▶ [Description of the task]:
Output each line exactly as it appears, skipping any embedded picture.

▶ [Data excerpts]:

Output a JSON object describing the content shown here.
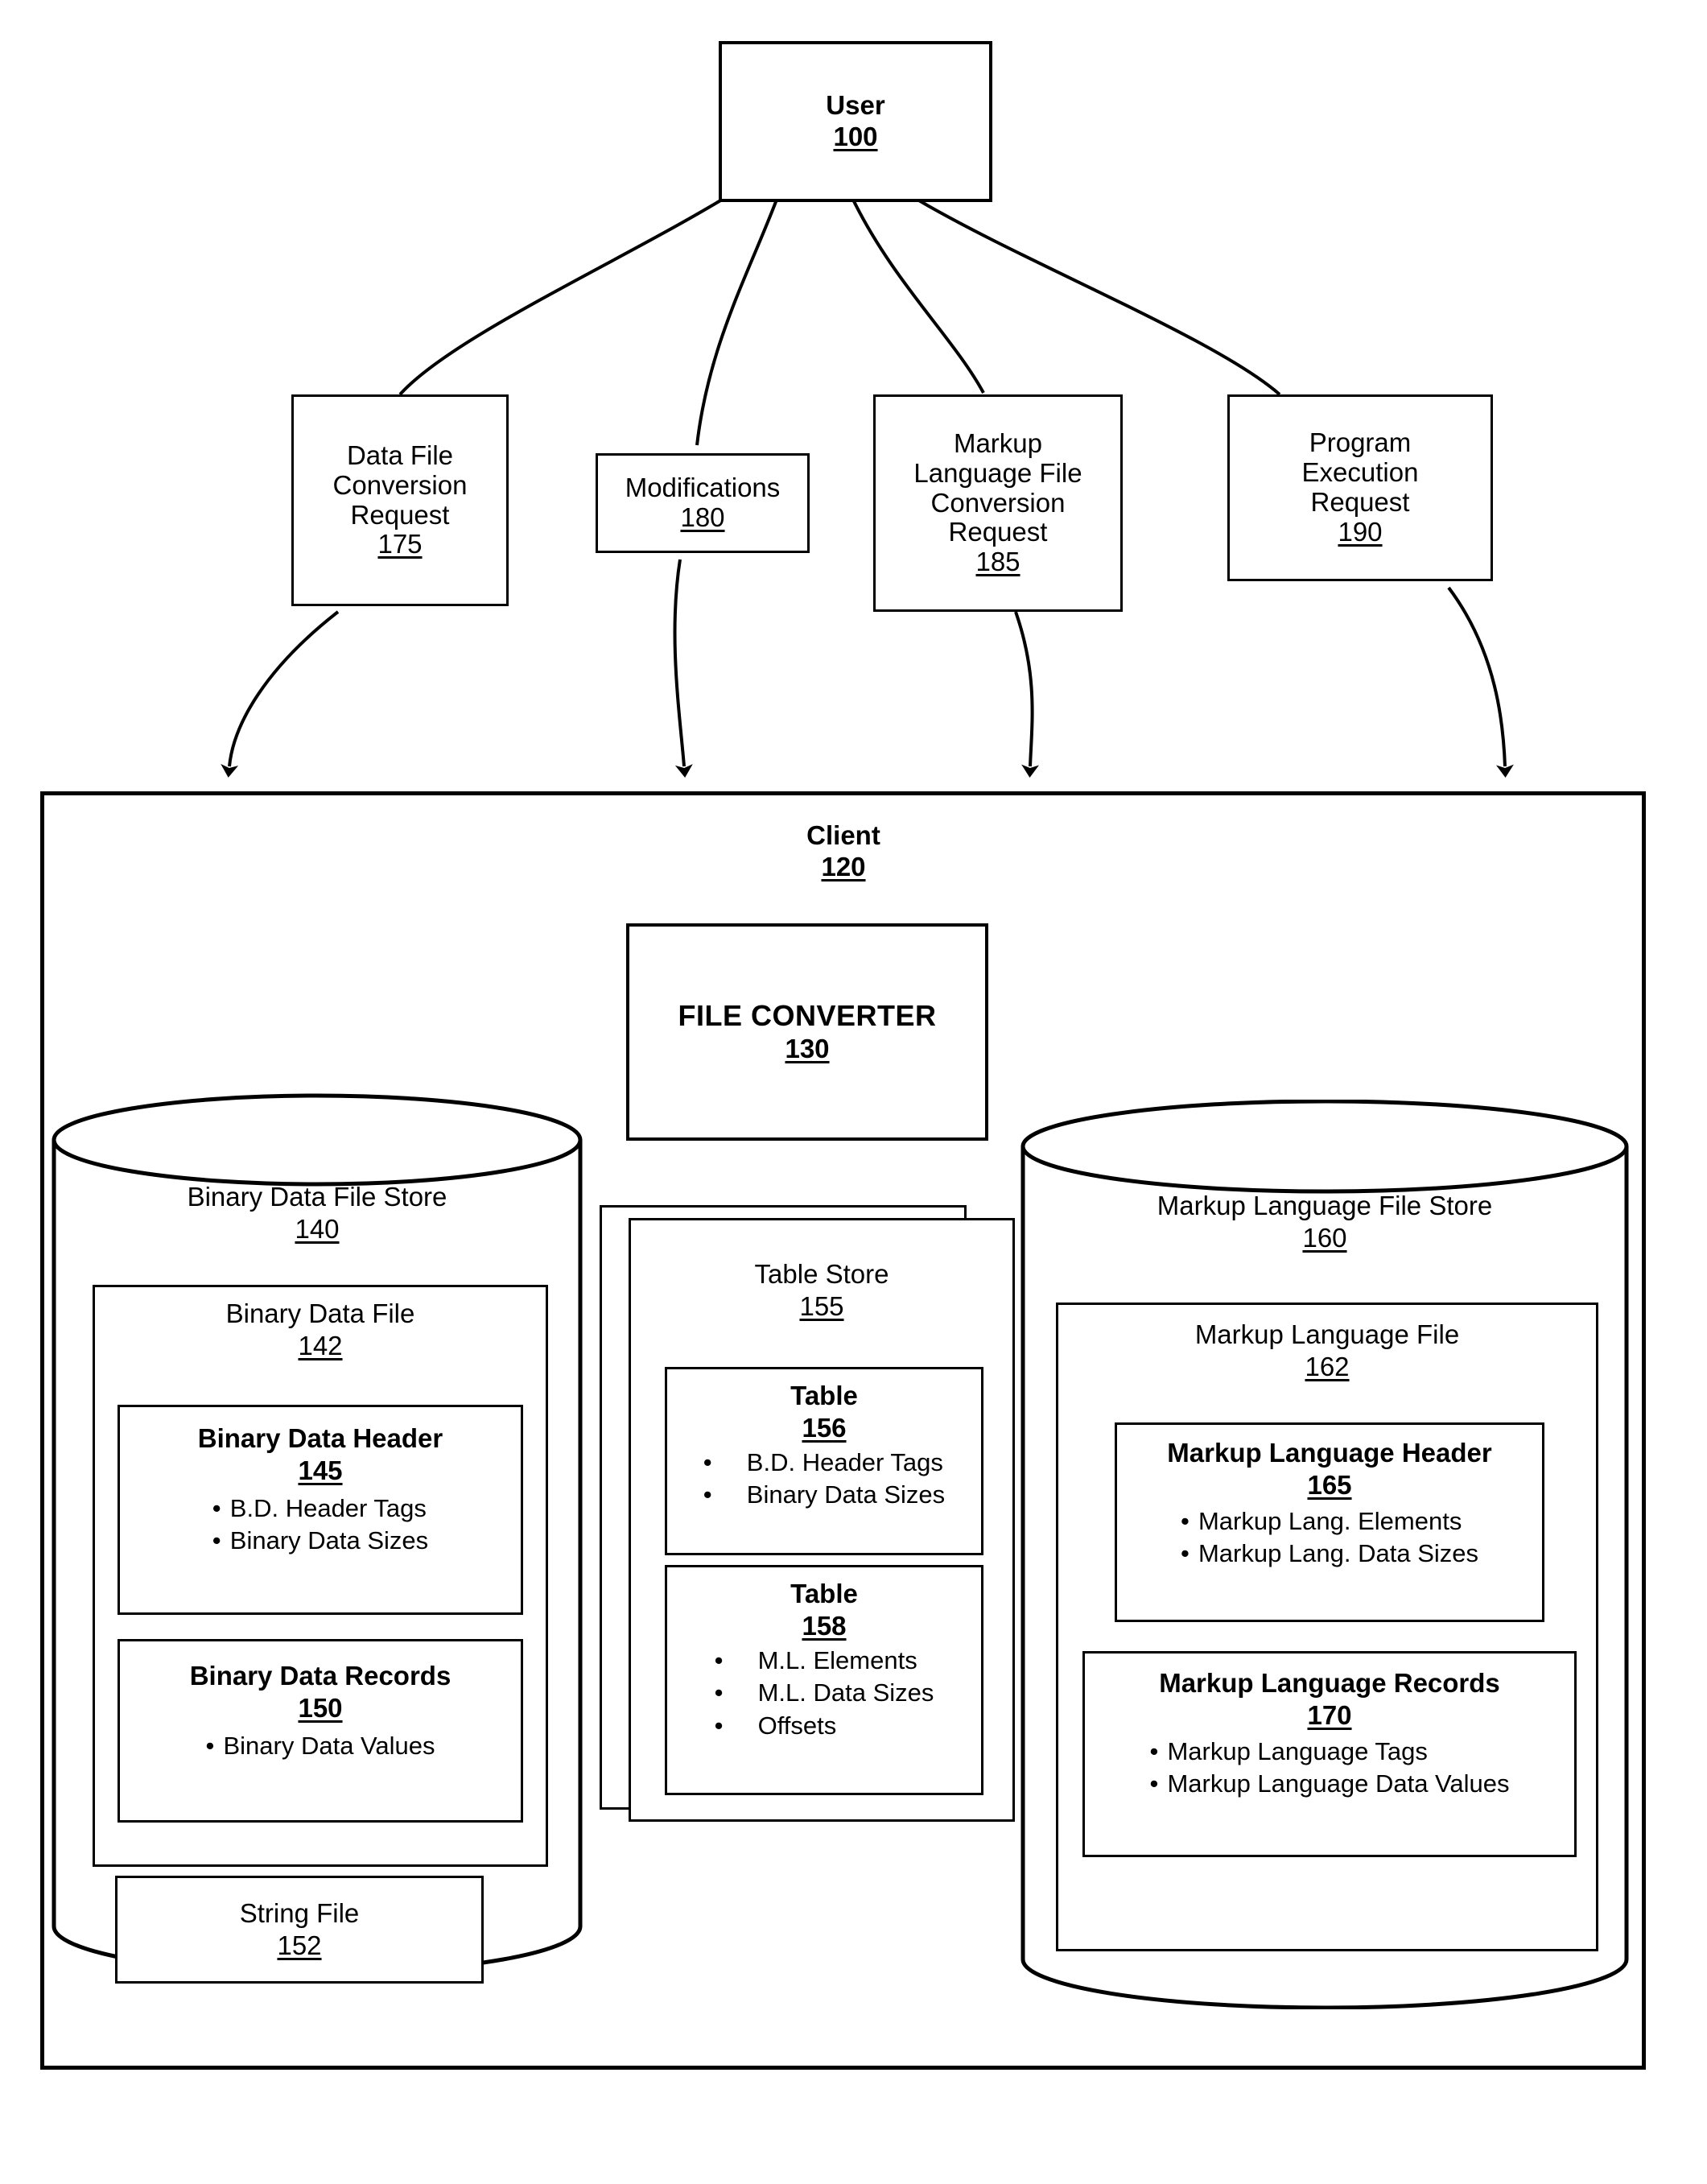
{
  "figure": {
    "user": {
      "title": "User",
      "number": "100"
    },
    "requests": [
      {
        "lines": [
          "Data File",
          "Conversion",
          "Request"
        ],
        "number": "175"
      },
      {
        "lines": [
          "Modifications"
        ],
        "number": "180"
      },
      {
        "lines": [
          "Markup",
          "Language File",
          "Conversion",
          "Request"
        ],
        "number": "185"
      },
      {
        "lines": [
          "Program",
          "Execution",
          "Request"
        ],
        "number": "190"
      }
    ],
    "client": {
      "title": "Client",
      "number": "120"
    },
    "file_converter": {
      "title": "FILE CONVERTER",
      "number": "130"
    },
    "binary_store": {
      "title": "Binary Data File Store",
      "number": "140",
      "file": {
        "title": "Binary Data File",
        "number": "142"
      },
      "header": {
        "title": "Binary Data Header",
        "number": "145",
        "items": [
          "B.D. Header Tags",
          "Binary Data Sizes"
        ]
      },
      "records": {
        "title": "Binary Data Records",
        "number": "150",
        "items": [
          "Binary Data Values"
        ]
      },
      "string_file": {
        "title": "String File",
        "number": "152"
      }
    },
    "table_store": {
      "title": "Table Store",
      "number": "155",
      "tables": [
        {
          "title": "Table",
          "number": "156",
          "items": [
            "B.D. Header Tags",
            "Binary Data Sizes"
          ]
        },
        {
          "title": "Table",
          "number": "158",
          "items": [
            "M.L. Elements",
            "M.L. Data Sizes",
            "Offsets"
          ]
        }
      ]
    },
    "markup_store": {
      "title": "Markup Language File Store",
      "number": "160",
      "file": {
        "title": "Markup Language File",
        "number": "162"
      },
      "header": {
        "title": "Markup Language Header",
        "number": "165",
        "items": [
          "Markup Lang. Elements",
          "Markup Lang. Data Sizes"
        ]
      },
      "records": {
        "title": "Markup Language Records",
        "number": "170",
        "items": [
          "Markup Language Tags",
          "Markup Language Data Values"
        ]
      }
    },
    "colors": {
      "ink": "#000000",
      "paper": "#ffffff"
    }
  }
}
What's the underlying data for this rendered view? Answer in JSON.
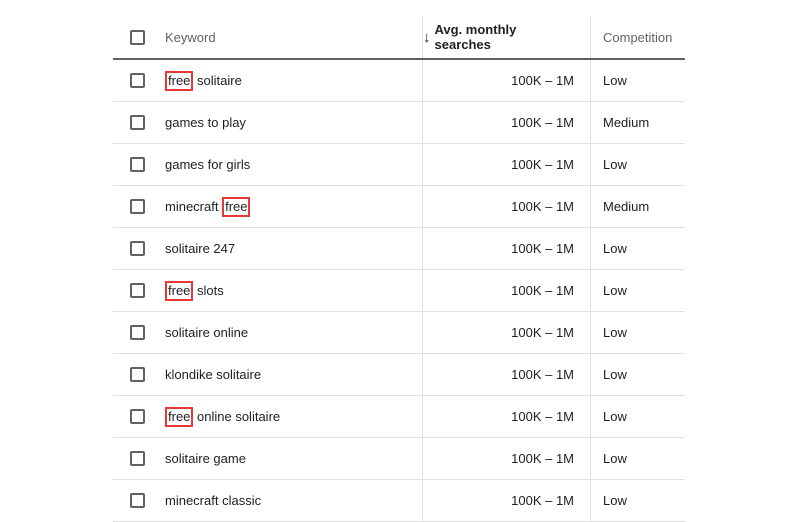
{
  "columns": {
    "keyword": "Keyword",
    "searches": "Avg. monthly searches",
    "competition": "Competition"
  },
  "sort": {
    "column": "searches",
    "direction_icon": "↓"
  },
  "highlight_term": "free",
  "rows": [
    {
      "keyword_parts": [
        {
          "t": "free",
          "hl": true
        },
        {
          "t": " solitaire"
        }
      ],
      "searches": "100K – 1M",
      "competition": "Low"
    },
    {
      "keyword_parts": [
        {
          "t": "games to play"
        }
      ],
      "searches": "100K – 1M",
      "competition": "Medium"
    },
    {
      "keyword_parts": [
        {
          "t": "games for girls"
        }
      ],
      "searches": "100K – 1M",
      "competition": "Low"
    },
    {
      "keyword_parts": [
        {
          "t": "minecraft "
        },
        {
          "t": "free",
          "hl": true
        }
      ],
      "searches": "100K – 1M",
      "competition": "Medium"
    },
    {
      "keyword_parts": [
        {
          "t": "solitaire 247"
        }
      ],
      "searches": "100K – 1M",
      "competition": "Low"
    },
    {
      "keyword_parts": [
        {
          "t": "free",
          "hl": true
        },
        {
          "t": " slots"
        }
      ],
      "searches": "100K – 1M",
      "competition": "Low"
    },
    {
      "keyword_parts": [
        {
          "t": "solitaire online"
        }
      ],
      "searches": "100K – 1M",
      "competition": "Low"
    },
    {
      "keyword_parts": [
        {
          "t": "klondike solitaire"
        }
      ],
      "searches": "100K – 1M",
      "competition": "Low"
    },
    {
      "keyword_parts": [
        {
          "t": "free",
          "hl": true
        },
        {
          "t": " online solitaire"
        }
      ],
      "searches": "100K – 1M",
      "competition": "Low"
    },
    {
      "keyword_parts": [
        {
          "t": "solitaire game"
        }
      ],
      "searches": "100K – 1M",
      "competition": "Low"
    },
    {
      "keyword_parts": [
        {
          "t": "minecraft classic"
        }
      ],
      "searches": "100K – 1M",
      "competition": "Low"
    }
  ]
}
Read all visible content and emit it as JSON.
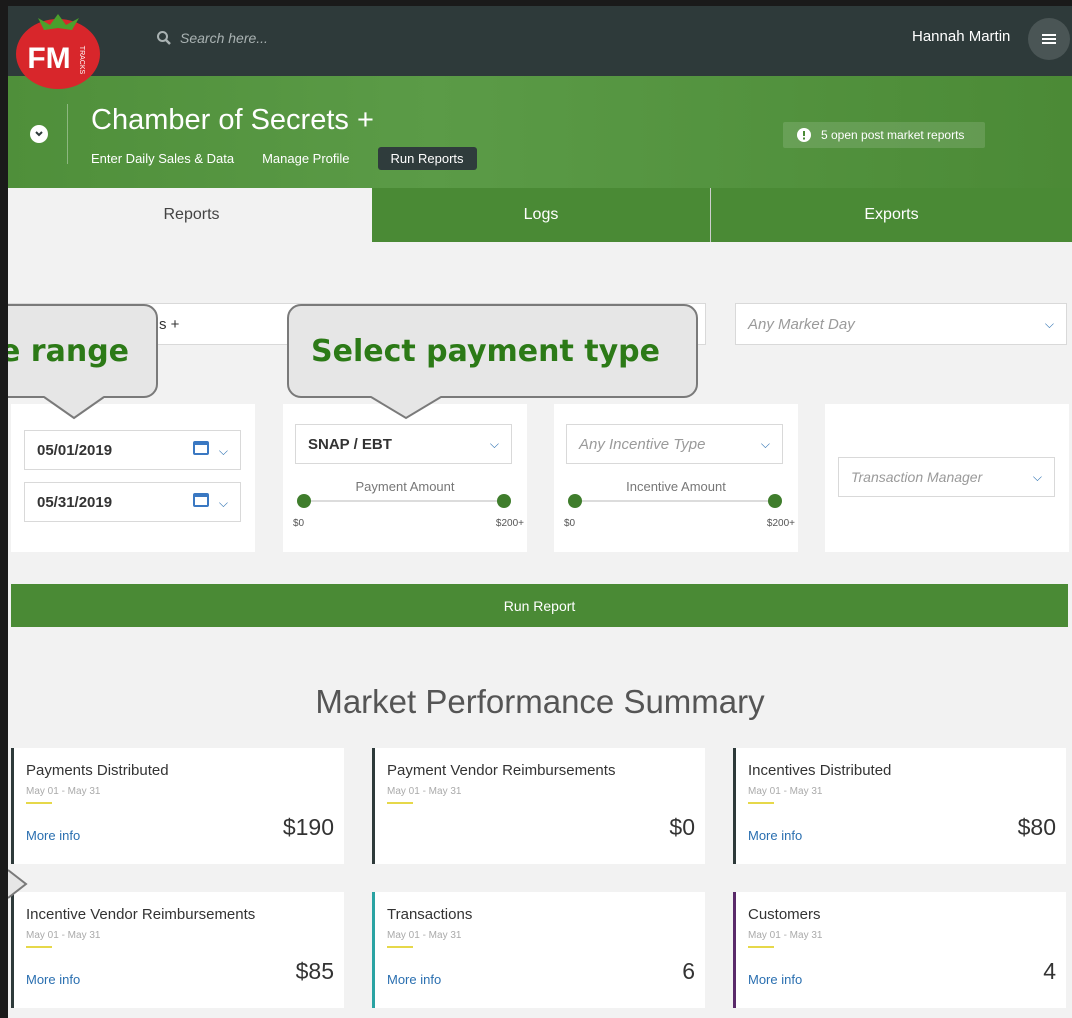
{
  "topbar": {
    "logo_text": "FM",
    "logo_subtext": "TRACKS",
    "search_placeholder": "Search here...",
    "username": "Hannah Martin"
  },
  "header": {
    "market_title": "Chamber of Secrets +",
    "subnav": [
      "Enter Daily Sales & Data",
      "Manage Profile",
      "Run Reports"
    ],
    "open_reports": "5 open post market reports"
  },
  "tabs": [
    {
      "label": "Reports",
      "active": true
    },
    {
      "label": "Logs",
      "active": false
    },
    {
      "label": "Exports",
      "active": false
    }
  ],
  "filters": {
    "market_select_partial": "s +",
    "market_day_placeholder": "Any Market Day",
    "start_date": "05/01/2019",
    "end_date": "05/31/2019",
    "payment_type": "SNAP / EBT",
    "payment_amount_label": "Payment Amount",
    "payment_min": "$0",
    "payment_max": "$200+",
    "incentive_type_placeholder": "Any Incentive Type",
    "incentive_amount_label": "Incentive Amount",
    "incentive_min": "$0",
    "incentive_max": "$200+",
    "transaction_manager_placeholder": "Transaction Manager"
  },
  "run_report_label": "Run Report",
  "summary": {
    "title": "Market Performance Summary",
    "cards": [
      {
        "label": "Payments Distributed",
        "date": "May 01 - May 31",
        "more": "More info",
        "value": "$190",
        "accent": "#2e3a3a"
      },
      {
        "label": "Payment Vendor Reimbursements",
        "date": "May 01 - May 31",
        "more": "",
        "value": "$0",
        "accent": "#2e3a3a"
      },
      {
        "label": "Incentives Distributed",
        "date": "May 01 - May 31",
        "more": "More info",
        "value": "$80",
        "accent": "#2e3a3a"
      },
      {
        "label": "Incentive Vendor Reimbursements",
        "date": "May 01 - May 31",
        "more": "More info",
        "value": "$85",
        "accent": "#2e3a3a"
      },
      {
        "label": "Transactions",
        "date": "May 01 - May 31",
        "more": "More info",
        "value": "6",
        "accent": "#2aa3a3"
      },
      {
        "label": "Customers",
        "date": "May 01 - May 31",
        "more": "More info",
        "value": "4",
        "accent": "#5a2a6a"
      }
    ]
  },
  "callouts": {
    "date_range": "e range",
    "payment_type": "Select payment type"
  },
  "colors": {
    "green": "#4a8a35",
    "dark": "#2e3a3a",
    "callout_text": "#2c7a17",
    "link": "#2a6fb0"
  }
}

▶ [Solution]:
Output a JSON object describing the content shown here.
{
  "figure": {
    "user": {
      "title": "User",
      "number": "100"
    },
    "requests": [
      {
        "lines": [
          "Data File",
          "Conversion",
          "Request"
        ],
        "number": "175"
      },
      {
        "lines": [
          "Modifications"
        ],
        "number": "180"
      },
      {
        "lines": [
          "Markup",
          "Language File",
          "Conversion",
          "Request"
        ],
        "number": "185"
      },
      {
        "lines": [
          "Program",
          "Execution",
          "Request"
        ],
        "number": "190"
      }
    ],
    "client": {
      "title": "Client",
      "number": "120"
    },
    "file_converter": {
      "title": "FILE CONVERTER",
      "number": "130"
    },
    "binary_store": {
      "title": "Binary Data File Store",
      "number": "140",
      "file": {
        "title": "Binary Data File",
        "number": "142"
      },
      "header": {
        "title": "Binary Data Header",
        "number": "145",
        "items": [
          "B.D. Header Tags",
          "Binary Data Sizes"
        ]
      },
      "records": {
        "title": "Binary Data Records",
        "number": "150",
        "items": [
          "Binary Data Values"
        ]
      },
      "string_file": {
        "title": "String File",
        "number": "152"
      }
    },
    "table_store": {
      "title": "Table Store",
      "number": "155",
      "tables": [
        {
          "title": "Table",
          "number": "156",
          "items": [
            "B.D. Header Tags",
            "Binary Data Sizes"
          ]
        },
        {
          "title": "Table",
          "number": "158",
          "items": [
            "M.L. Elements",
            "M.L. Data Sizes",
            "Offsets"
          ]
        }
      ]
    },
    "markup_store": {
      "title": "Markup Language File Store",
      "number": "160",
      "file": {
        "title": "Markup Language File",
        "number": "162"
      },
      "header": {
        "title": "Markup Language Header",
        "number": "165",
        "items": [
          "Markup Lang. Elements",
          "Markup Lang. Data Sizes"
        ]
      },
      "records": {
        "title": "Markup Language Records",
        "number": "170",
        "items": [
          "Markup Language Tags",
          "Markup Language Data Values"
        ]
      }
    },
    "colors": {
      "ink": "#000000",
      "paper": "#ffffff"
    }
  }
}
What's the underlying data for this rendered view? Answer in JSON.
{
  "columns": {
    "keyword": "Keyword",
    "searches": "Avg. monthly searches",
    "competition": "Competition"
  },
  "sort": {
    "column": "searches",
    "direction_icon": "↓"
  },
  "highlight_term": "free",
  "rows": [
    {
      "keyword_parts": [
        {
          "t": "free",
          "hl": true
        },
        {
          "t": " solitaire"
        }
      ],
      "searches": "100K – 1M",
      "competition": "Low"
    },
    {
      "keyword_parts": [
        {
          "t": "games to play"
        }
      ],
      "searches": "100K – 1M",
      "competition": "Medium"
    },
    {
      "keyword_parts": [
        {
          "t": "games for girls"
        }
      ],
      "searches": "100K – 1M",
      "competition": "Low"
    },
    {
      "keyword_parts": [
        {
          "t": "minecraft "
        },
        {
          "t": "free",
          "hl": true
        }
      ],
      "searches": "100K – 1M",
      "competition": "Medium"
    },
    {
      "keyword_parts": [
        {
          "t": "solitaire 247"
        }
      ],
      "searches": "100K – 1M",
      "competition": "Low"
    },
    {
      "keyword_parts": [
        {
          "t": "free",
          "hl": true
        },
        {
          "t": " slots"
        }
      ],
      "searches": "100K – 1M",
      "competition": "Low"
    },
    {
      "keyword_parts": [
        {
          "t": "solitaire online"
        }
      ],
      "searches": "100K – 1M",
      "competition": "Low"
    },
    {
      "keyword_parts": [
        {
          "t": "klondike solitaire"
        }
      ],
      "searches": "100K – 1M",
      "competition": "Low"
    },
    {
      "keyword_parts": [
        {
          "t": "free",
          "hl": true
        },
        {
          "t": " online solitaire"
        }
      ],
      "searches": "100K – 1M",
      "competition": "Low"
    },
    {
      "keyword_parts": [
        {
          "t": "solitaire game"
        }
      ],
      "searches": "100K – 1M",
      "competition": "Low"
    },
    {
      "keyword_parts": [
        {
          "t": "minecraft classic"
        }
      ],
      "searches": "100K – 1M",
      "competition": "Low"
    }
  ]
}
Read all visible content and emit it as JSON.
{
  "topbar": {
    "logo_text": "FM",
    "logo_subtext": "TRACKS",
    "search_placeholder": "Search here...",
    "username": "Hannah Martin"
  },
  "header": {
    "market_title": "Chamber of Secrets +",
    "subnav": [
      "Enter Daily Sales & Data",
      "Manage Profile",
      "Run Reports"
    ],
    "open_reports": "5 open post market reports"
  },
  "tabs": [
    {
      "label": "Reports",
      "active": true
    },
    {
      "label": "Logs",
      "active": false
    },
    {
      "label": "Exports",
      "active": false
    }
  ],
  "filters": {
    "market_select_partial": "s +",
    "market_day_placeholder": "Any Market Day",
    "start_date": "05/01/2019",
    "end_date": "05/31/2019",
    "payment_type": "SNAP / EBT",
    "payment_amount_label": "Payment Amount",
    "payment_min": "$0",
    "payment_max": "$200+",
    "incentive_type_placeholder": "Any Incentive Type",
    "incentive_amount_label": "Incentive Amount",
    "incentive_min": "$0",
    "incentive_max": "$200+",
    "transaction_manager_placeholder": "Transaction Manager"
  },
  "run_report_label": "Run Report",
  "summary": {
    "title": "Market Performance Summary",
    "cards": [
      {
        "label": "Payments Distributed",
        "date": "May 01 - May 31",
        "more": "More info",
        "value": "$190",
        "accent": "#2e3a3a"
      },
      {
        "label": "Payment Vendor Reimbursements",
        "date": "May 01 - May 31",
        "more": "",
        "value": "$0",
        "accent": "#2e3a3a"
      },
      {
        "label": "Incentives Distributed",
        "date": "May 01 - May 31",
        "more": "More info",
        "value": "$80",
        "accent": "#2e3a3a"
      },
      {
        "label": "Incentive Vendor Reimbursements",
        "date": "May 01 - May 31",
        "more": "More info",
        "value": "$85",
        "accent": "#2e3a3a"
      },
      {
        "label": "Transactions",
        "date": "May 01 - May 31",
        "more": "More info",
        "value": "6",
        "accent": "#2aa3a3"
      },
      {
        "label": "Customers",
        "date": "May 01 - May 31",
        "more": "More info",
        "value": "4",
        "accent": "#5a2a6a"
      }
    ]
  },
  "callouts": {
    "date_range": "e range",
    "payment_type": "Select payment type"
  },
  "colors": {
    "green": "#4a8a35",
    "dark": "#2e3a3a",
    "callout_text": "#2c7a17",
    "link": "#2a6fb0"
  }
}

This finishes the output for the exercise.